Excerpted data
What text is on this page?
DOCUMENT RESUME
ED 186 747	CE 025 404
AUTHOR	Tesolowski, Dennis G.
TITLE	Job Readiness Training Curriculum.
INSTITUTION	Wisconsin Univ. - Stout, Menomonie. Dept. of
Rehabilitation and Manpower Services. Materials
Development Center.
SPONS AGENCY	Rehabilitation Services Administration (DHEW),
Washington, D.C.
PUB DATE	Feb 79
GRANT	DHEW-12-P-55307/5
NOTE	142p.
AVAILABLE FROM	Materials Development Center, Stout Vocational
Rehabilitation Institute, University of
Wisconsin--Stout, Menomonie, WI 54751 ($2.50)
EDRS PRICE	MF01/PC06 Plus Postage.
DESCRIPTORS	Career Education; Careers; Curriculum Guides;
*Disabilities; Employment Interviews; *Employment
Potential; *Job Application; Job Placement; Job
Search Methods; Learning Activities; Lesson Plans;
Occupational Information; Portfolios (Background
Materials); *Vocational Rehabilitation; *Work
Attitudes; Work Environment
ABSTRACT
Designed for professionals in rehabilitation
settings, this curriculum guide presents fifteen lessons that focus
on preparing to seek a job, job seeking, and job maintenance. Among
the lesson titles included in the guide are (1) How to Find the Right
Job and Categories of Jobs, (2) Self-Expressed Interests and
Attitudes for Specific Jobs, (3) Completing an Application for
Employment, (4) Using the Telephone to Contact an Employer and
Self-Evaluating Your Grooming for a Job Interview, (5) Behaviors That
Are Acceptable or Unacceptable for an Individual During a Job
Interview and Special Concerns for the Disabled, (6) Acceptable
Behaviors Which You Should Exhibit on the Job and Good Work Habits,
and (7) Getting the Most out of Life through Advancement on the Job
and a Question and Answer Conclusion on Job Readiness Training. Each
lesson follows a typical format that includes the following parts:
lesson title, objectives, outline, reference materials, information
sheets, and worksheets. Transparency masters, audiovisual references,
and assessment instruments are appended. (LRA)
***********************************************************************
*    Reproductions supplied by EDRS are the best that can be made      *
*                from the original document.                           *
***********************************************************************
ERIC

The request
Repeat every record, exactly as written.

Reply
What text is on this page?
DOCUMENT RESUME
ED 186 747	CE 025 404
AUTHOR	Tesolowski, Dennis G.
TITLE	Job Readiness Training Curriculum.
INSTITUTION	Wisconsin Univ. - Stout, Menomonie. Dept. of
Rehabilitation and Manpower Services. Materials
Development Center.
SPONS AGENCY	Rehabilitation Services Administration (DHEW),
Washington, D.C.
PUB DATE	Feb 79
GRANT	DHEW-12-P-55307/5
NOTE	142p.
AVAILABLE FROM	Materials Development Center, Stout Vocational
Rehabilitation Institute, University of
Wisconsin--Stout, Menomonie, WI 54751 ($2.50)
EDRS PRICE	MF01/PC06 Plus Postage.
DESCRIPTORS	Career Education; Careers; Curriculum Guides;
*Disabilities; Employment Interviews; *Employment
Potential; *Job Application; Job Placement; Job
Search Methods; Learning Activities; Lesson Plans;
Occupational Information; Portfolios (Background
Materials); *Vocational Rehabilitation; *Work
Attitudes; Work Environment
ABSTRACT
Designed for professionals in rehabilitation
settings, this curriculum guide presents fifteen lessons that focus
on preparing to seek a job, job seeking, and job maintenance. Among
the lesson titles included in the guide are (1) How to Find the Right
Job and Categories of Jobs, (2) Self-Expressed Interests and
Attitudes for Specific Jobs, (3) Completing an Application for
Employment, (4) Using the Telephone to Contact an Employer and
Self-Evaluating Your Grooming for a Job Interview, (5) Behaviors That
Are Acceptable or Unacceptable for an Individual During a Job
Interview and Special Concerns for the Disabled, (6) Acceptable
Behaviors Which You Should Exhibit on the Job and Good Work Habits,
and (7) Getting the Most out of Life through Advancement on the Job
and a Question and Answer Conclusion on Job Readiness Training. Each
lesson follows a typical format that includes the following parts:
lesson title, objectives, outline, reference materials, information
sheets, and worksheets. Transparency masters, audiovisual references,
and assessment instruments are appended. (LRA)
***********************************************************************
*    Reproductions supplied by EDRS are the best that can be made      *
*                from the original document.                           *
***********************************************************************
ERIC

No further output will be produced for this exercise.